**GOAL OF THE EXERCISE**
Rename "brand logo" to "company logo" in the material below, starting with the line that has "Identify all the" and going on through the line that has "dimension: width: [375, 1013, 809, 1074]". Give back only those lines with everything else unchanged, and leave the pictures out.

**RECORDED INFORMATION**
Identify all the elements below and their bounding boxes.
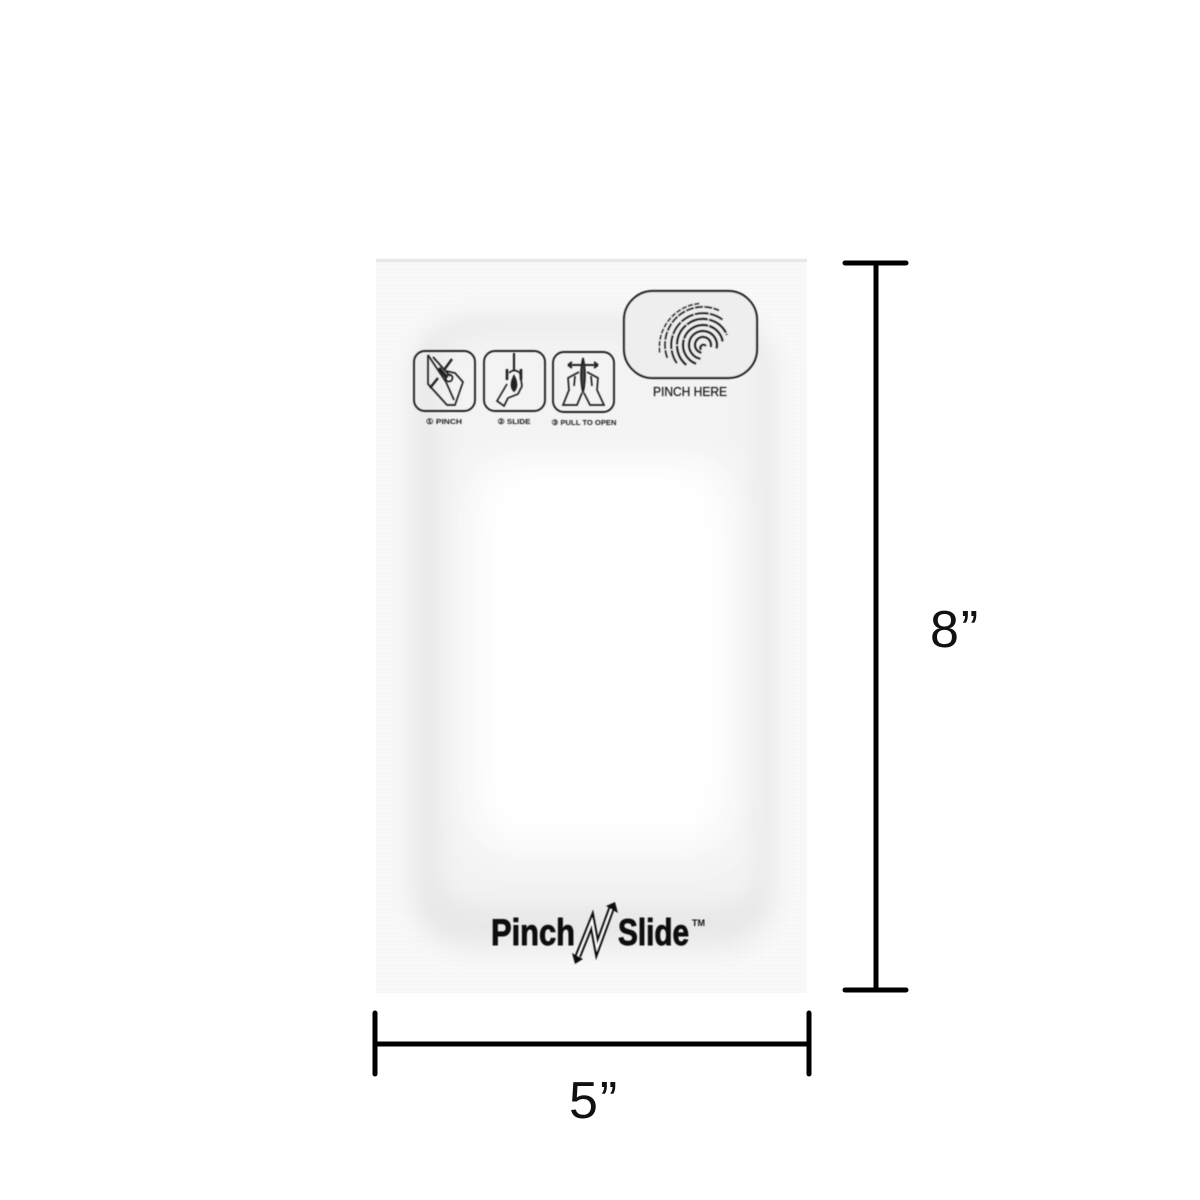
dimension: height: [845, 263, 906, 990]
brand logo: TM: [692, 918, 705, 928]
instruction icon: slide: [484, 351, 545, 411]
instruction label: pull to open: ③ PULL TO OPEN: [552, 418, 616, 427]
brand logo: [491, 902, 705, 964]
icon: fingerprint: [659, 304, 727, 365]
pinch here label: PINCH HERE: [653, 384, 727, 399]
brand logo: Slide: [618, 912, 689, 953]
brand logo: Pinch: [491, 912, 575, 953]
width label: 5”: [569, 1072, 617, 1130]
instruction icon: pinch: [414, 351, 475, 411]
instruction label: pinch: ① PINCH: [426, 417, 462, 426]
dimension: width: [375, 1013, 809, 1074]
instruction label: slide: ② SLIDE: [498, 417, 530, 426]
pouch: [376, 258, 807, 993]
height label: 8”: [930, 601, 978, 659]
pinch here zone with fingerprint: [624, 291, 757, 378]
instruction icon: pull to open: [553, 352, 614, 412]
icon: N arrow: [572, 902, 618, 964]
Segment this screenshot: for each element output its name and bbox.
==
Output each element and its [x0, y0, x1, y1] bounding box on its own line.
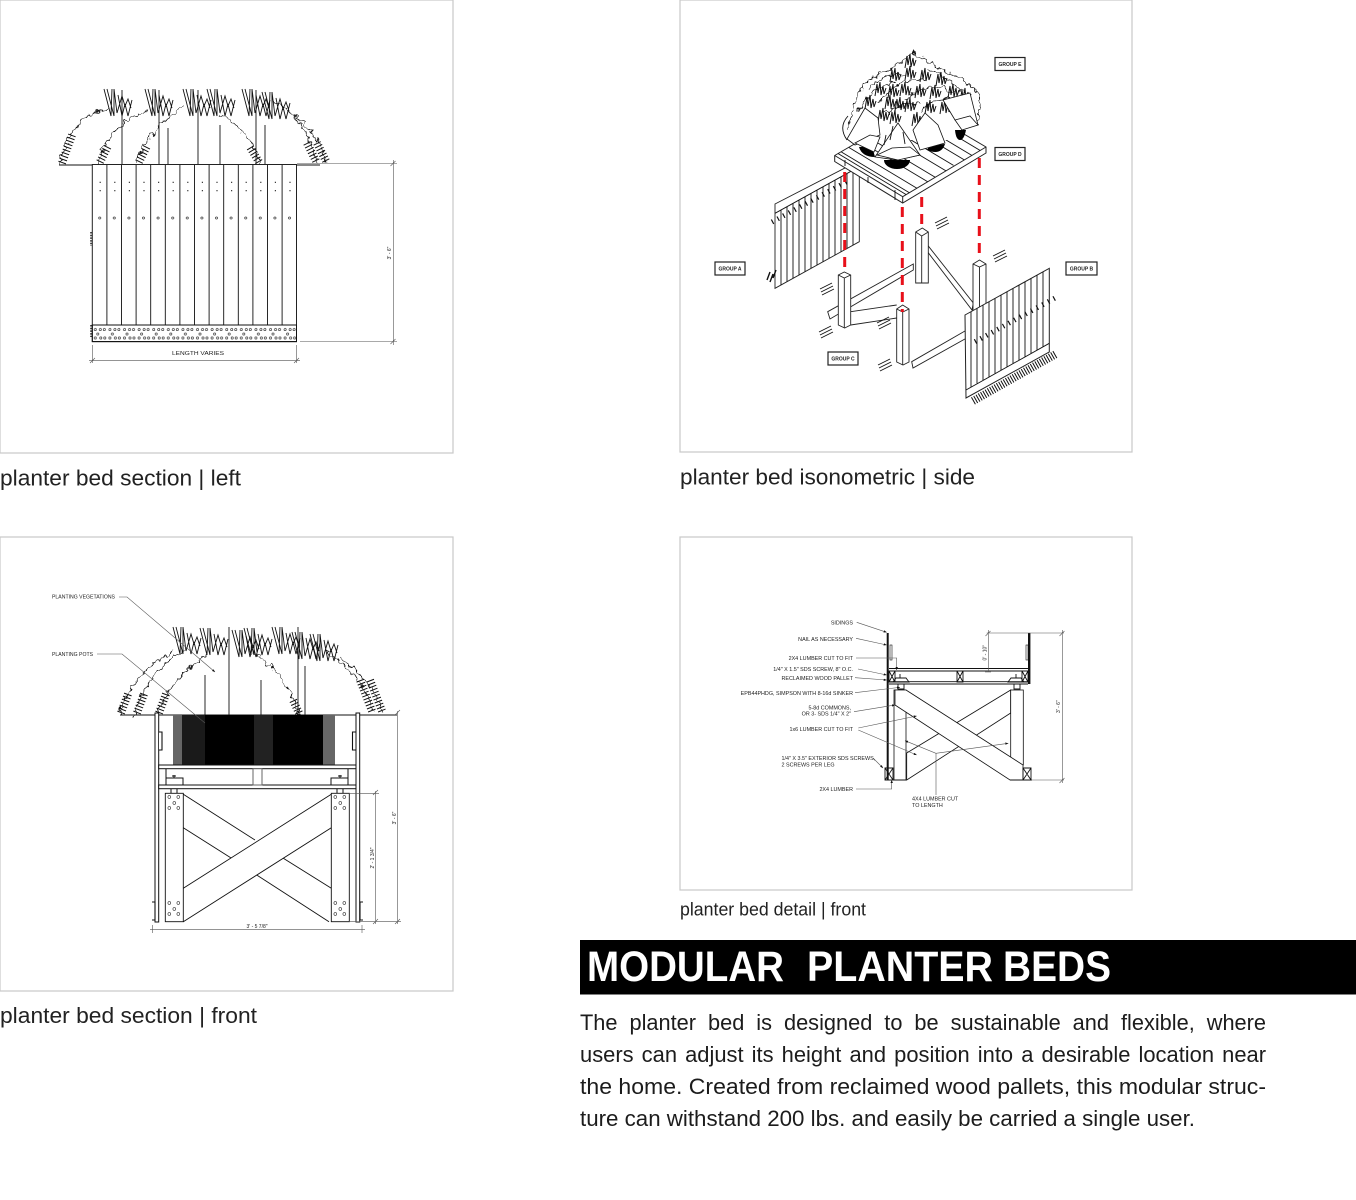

**RESPONSE**
Identify all the elements below and their bounding boxes.
dimension: height: [845, 263, 906, 990]
company logo: TM: [692, 918, 705, 928]
instruction icon: slide: [484, 351, 545, 411]
instruction label: pull to open: ③ PULL TO OPEN: [552, 418, 616, 427]
company logo: [491, 902, 705, 964]
icon: fingerprint: [659, 304, 727, 365]
pinch here label: PINCH HERE: [653, 384, 727, 399]
company logo: Slide: [618, 912, 689, 953]
company logo: Pinch: [491, 912, 575, 953]
width label: 5”: [569, 1072, 617, 1130]
instruction icon: pinch: [414, 351, 475, 411]
instruction label: pinch: ① PINCH: [426, 417, 462, 426]
dimension: width: [375, 1013, 809, 1074]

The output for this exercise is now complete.